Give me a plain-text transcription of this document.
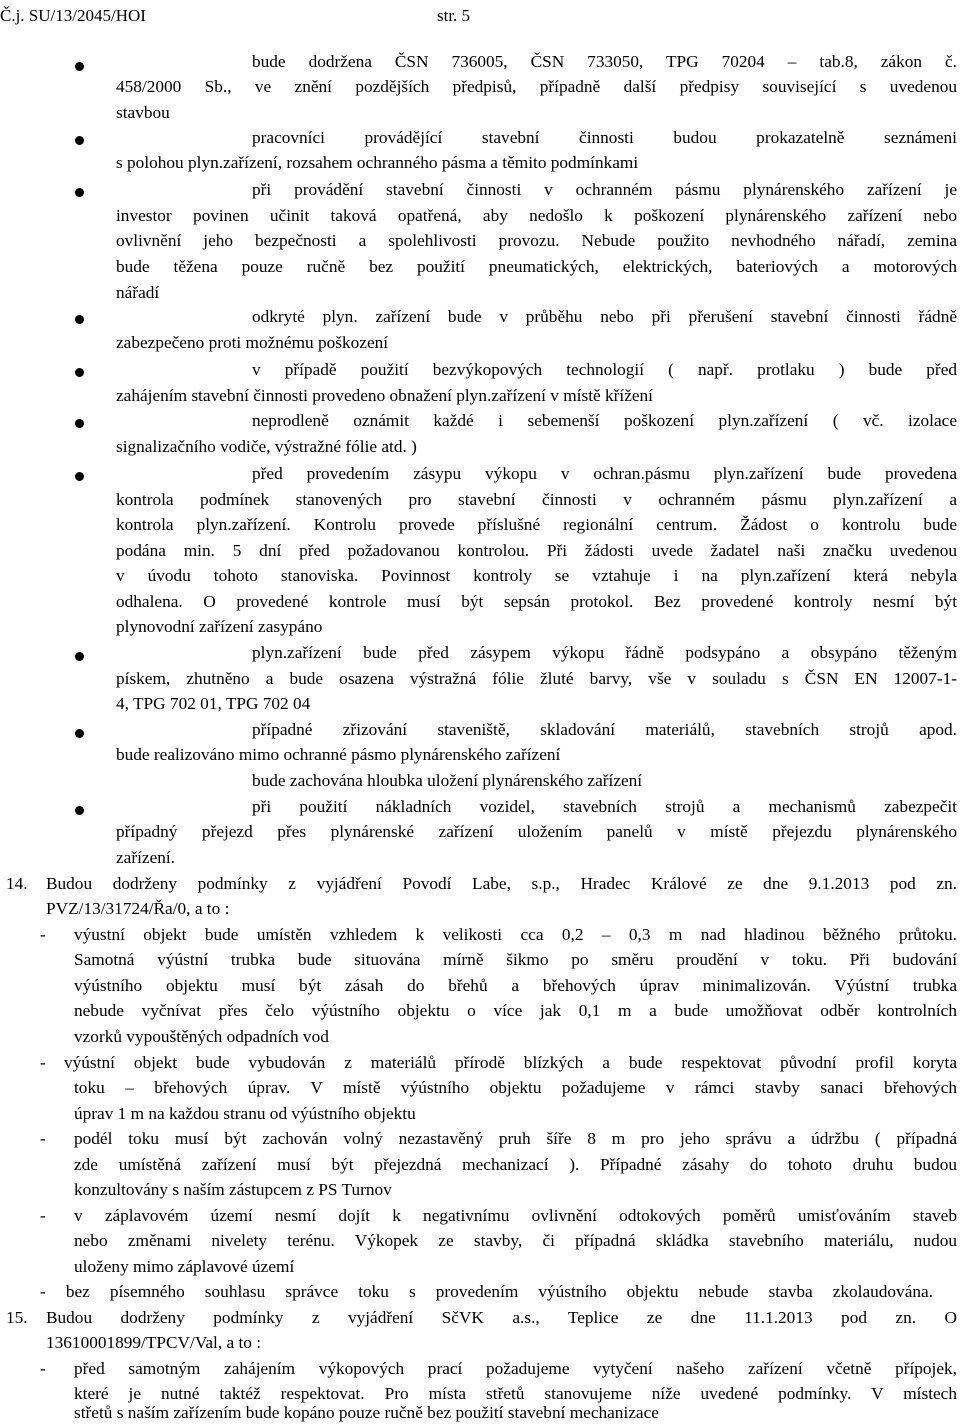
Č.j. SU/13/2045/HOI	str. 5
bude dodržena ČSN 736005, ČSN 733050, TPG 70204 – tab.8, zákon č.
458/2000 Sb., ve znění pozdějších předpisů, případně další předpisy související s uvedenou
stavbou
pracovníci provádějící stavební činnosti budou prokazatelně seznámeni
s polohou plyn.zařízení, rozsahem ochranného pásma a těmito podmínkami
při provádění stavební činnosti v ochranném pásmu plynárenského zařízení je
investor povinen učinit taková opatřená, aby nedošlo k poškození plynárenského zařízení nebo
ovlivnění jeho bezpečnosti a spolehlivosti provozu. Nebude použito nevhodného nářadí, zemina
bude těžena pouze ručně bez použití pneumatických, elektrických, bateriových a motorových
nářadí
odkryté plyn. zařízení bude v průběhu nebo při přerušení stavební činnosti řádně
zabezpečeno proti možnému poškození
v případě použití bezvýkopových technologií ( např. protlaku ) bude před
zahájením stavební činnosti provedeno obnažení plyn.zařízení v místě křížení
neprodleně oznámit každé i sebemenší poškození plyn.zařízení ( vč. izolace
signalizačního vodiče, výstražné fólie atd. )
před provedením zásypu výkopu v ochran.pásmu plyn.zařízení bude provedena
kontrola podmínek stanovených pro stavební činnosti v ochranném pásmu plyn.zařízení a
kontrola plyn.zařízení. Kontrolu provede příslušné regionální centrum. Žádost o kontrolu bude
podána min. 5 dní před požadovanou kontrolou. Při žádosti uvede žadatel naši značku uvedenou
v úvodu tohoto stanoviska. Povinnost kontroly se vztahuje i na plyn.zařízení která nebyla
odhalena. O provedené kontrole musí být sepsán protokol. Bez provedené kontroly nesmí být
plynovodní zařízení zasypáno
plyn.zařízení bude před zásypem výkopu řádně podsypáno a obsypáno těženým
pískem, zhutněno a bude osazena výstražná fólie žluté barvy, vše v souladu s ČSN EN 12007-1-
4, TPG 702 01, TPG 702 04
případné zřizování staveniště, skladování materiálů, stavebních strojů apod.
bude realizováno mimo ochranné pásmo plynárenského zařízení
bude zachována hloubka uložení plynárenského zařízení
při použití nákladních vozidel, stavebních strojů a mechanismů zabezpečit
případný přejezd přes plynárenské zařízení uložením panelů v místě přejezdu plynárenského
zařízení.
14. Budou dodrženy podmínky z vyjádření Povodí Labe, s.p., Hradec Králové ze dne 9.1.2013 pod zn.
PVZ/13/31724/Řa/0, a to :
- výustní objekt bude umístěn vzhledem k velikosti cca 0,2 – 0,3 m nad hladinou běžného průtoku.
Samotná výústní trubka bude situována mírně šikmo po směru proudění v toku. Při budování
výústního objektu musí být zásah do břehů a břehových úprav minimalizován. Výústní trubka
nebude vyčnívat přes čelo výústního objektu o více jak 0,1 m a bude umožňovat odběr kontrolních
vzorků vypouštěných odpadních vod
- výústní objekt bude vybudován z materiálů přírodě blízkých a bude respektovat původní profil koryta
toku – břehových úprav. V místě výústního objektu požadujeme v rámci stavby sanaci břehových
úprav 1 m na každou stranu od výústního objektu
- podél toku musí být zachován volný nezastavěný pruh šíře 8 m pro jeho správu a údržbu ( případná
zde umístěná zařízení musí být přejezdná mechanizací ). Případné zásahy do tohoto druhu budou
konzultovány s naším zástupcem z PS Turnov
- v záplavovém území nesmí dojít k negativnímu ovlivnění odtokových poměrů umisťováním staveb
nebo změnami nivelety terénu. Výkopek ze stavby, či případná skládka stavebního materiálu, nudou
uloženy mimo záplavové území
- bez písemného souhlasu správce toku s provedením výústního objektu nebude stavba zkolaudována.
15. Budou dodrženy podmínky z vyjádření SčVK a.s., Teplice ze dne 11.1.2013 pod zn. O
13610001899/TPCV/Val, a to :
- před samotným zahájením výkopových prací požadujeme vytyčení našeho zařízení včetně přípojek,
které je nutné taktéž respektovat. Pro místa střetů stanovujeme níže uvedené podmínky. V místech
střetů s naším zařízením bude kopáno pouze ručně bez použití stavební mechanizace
= = =
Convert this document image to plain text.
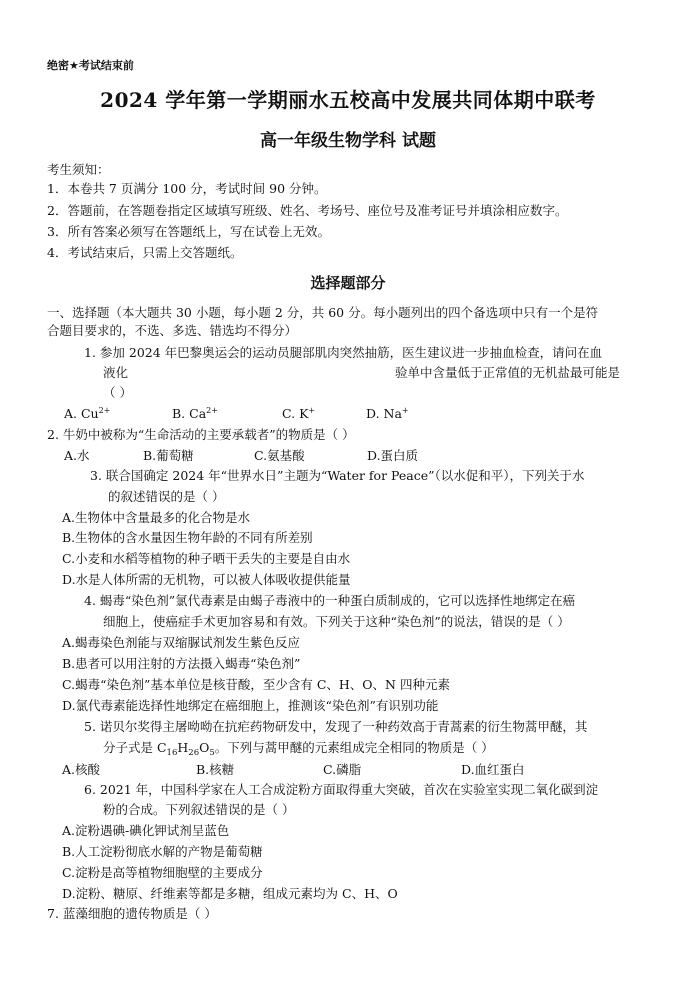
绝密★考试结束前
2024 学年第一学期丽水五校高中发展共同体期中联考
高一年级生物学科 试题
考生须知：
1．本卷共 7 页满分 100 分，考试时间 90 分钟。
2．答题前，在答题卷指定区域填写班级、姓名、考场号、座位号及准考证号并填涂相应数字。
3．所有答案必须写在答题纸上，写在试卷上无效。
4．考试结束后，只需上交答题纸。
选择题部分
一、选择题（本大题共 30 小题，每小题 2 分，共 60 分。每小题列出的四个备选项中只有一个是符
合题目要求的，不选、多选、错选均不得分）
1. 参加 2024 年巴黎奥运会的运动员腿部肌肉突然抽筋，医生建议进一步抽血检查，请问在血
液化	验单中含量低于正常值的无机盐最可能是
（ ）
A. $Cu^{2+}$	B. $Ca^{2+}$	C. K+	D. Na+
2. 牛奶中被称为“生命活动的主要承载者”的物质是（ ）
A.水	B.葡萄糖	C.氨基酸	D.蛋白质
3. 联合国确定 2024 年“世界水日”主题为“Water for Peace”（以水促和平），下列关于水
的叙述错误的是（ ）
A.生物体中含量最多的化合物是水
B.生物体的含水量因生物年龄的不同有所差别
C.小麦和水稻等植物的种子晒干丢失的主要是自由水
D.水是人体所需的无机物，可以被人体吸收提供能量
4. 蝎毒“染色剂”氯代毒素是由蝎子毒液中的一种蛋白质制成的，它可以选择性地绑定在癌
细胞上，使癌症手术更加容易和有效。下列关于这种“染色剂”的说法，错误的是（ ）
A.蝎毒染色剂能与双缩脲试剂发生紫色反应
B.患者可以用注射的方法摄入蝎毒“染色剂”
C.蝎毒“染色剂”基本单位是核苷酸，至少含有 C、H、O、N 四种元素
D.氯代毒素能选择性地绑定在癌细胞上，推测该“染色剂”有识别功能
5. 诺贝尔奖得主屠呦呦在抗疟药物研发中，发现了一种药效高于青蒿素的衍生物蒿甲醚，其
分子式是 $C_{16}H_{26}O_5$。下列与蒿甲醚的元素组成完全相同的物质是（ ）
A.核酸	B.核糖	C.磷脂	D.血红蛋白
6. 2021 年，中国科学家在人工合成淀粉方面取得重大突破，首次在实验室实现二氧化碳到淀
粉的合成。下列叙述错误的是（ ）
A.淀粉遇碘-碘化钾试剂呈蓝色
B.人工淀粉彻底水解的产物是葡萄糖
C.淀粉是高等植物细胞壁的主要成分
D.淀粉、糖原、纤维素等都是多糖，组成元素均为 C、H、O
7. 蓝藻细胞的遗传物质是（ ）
= = =
=== The request ===
Using the records above, copy each line that contains "ochranném".

=== Completed task ===
při provádění stavební činnosti v ochranném pásmu plynárenského zařízení je
kontrola podmínek stanovených pro stavební činnosti v ochranném pásmu plyn.zařízení a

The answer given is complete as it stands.